Task statement >> Take each line containing the word "structured" and copy it.

Materials provided >>
* START *

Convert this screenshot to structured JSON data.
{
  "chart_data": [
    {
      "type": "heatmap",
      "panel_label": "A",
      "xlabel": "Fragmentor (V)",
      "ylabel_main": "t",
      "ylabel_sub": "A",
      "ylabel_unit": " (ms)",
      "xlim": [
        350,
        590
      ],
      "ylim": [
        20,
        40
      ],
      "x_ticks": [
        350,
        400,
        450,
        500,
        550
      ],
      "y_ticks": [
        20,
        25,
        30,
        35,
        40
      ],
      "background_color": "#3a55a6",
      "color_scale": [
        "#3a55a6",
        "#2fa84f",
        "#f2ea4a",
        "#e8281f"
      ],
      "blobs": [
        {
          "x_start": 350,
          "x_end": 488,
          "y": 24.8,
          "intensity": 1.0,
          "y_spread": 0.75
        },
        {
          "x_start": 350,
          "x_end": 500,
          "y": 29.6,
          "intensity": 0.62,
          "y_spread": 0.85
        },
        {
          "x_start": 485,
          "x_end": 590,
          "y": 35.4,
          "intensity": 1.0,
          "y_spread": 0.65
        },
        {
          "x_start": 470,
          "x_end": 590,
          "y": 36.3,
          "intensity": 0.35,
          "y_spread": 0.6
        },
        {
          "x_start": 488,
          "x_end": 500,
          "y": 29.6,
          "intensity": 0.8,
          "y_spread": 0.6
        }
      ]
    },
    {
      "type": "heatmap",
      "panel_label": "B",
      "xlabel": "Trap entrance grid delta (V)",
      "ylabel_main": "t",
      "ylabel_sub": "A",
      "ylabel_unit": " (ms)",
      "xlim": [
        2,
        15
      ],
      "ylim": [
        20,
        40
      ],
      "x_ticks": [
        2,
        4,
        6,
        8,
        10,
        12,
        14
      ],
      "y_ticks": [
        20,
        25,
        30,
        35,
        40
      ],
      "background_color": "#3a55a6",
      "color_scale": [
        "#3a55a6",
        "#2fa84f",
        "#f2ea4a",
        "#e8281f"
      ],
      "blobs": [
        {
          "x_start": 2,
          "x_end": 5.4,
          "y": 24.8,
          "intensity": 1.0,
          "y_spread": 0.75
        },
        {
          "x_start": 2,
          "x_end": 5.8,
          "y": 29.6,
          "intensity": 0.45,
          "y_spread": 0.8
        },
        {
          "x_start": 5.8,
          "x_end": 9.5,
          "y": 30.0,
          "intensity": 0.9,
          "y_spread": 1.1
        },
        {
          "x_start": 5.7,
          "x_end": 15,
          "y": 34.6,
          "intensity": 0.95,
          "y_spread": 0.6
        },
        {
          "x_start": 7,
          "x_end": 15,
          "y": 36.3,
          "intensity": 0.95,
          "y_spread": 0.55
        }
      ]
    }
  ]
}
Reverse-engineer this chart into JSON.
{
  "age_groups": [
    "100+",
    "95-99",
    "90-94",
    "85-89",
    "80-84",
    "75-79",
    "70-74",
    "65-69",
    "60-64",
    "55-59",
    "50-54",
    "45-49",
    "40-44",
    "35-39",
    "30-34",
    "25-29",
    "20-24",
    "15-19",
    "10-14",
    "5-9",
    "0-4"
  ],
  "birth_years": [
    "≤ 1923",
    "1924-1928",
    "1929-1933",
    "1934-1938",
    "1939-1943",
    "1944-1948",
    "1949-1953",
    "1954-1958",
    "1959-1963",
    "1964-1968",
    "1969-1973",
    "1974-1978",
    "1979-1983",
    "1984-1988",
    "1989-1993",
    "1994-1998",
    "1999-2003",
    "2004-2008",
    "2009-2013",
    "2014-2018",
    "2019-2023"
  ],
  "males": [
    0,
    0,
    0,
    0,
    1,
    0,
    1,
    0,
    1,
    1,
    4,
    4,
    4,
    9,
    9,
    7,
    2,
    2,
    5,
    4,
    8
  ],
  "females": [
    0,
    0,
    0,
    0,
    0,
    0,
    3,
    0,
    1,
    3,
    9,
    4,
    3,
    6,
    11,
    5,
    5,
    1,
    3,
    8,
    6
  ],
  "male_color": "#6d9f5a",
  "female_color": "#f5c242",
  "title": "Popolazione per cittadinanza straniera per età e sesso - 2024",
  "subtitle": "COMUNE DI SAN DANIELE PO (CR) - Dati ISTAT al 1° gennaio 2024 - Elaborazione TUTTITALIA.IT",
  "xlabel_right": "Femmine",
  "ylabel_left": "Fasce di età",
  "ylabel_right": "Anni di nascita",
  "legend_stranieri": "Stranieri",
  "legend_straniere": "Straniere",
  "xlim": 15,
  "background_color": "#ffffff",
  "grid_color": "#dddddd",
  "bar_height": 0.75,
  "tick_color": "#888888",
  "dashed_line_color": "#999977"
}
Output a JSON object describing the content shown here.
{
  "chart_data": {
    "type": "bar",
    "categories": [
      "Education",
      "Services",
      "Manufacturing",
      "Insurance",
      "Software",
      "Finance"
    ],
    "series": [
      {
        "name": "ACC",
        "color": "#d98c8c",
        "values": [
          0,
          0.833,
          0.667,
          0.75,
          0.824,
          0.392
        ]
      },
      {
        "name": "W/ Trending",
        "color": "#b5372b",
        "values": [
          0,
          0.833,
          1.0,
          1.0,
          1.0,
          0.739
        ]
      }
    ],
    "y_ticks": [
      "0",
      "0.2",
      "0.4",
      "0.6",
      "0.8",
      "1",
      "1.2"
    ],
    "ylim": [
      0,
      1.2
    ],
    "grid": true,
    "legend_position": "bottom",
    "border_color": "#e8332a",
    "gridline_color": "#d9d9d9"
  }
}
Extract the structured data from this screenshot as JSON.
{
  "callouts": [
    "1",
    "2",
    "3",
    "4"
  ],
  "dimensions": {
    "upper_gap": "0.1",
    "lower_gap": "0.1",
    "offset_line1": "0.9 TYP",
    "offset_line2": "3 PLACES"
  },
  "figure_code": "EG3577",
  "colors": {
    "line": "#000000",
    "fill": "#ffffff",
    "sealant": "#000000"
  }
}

* END *

Solution for this task >>
Convert this screenshot to structured JSON data.
Extract the structured data from this screenshot as JSON.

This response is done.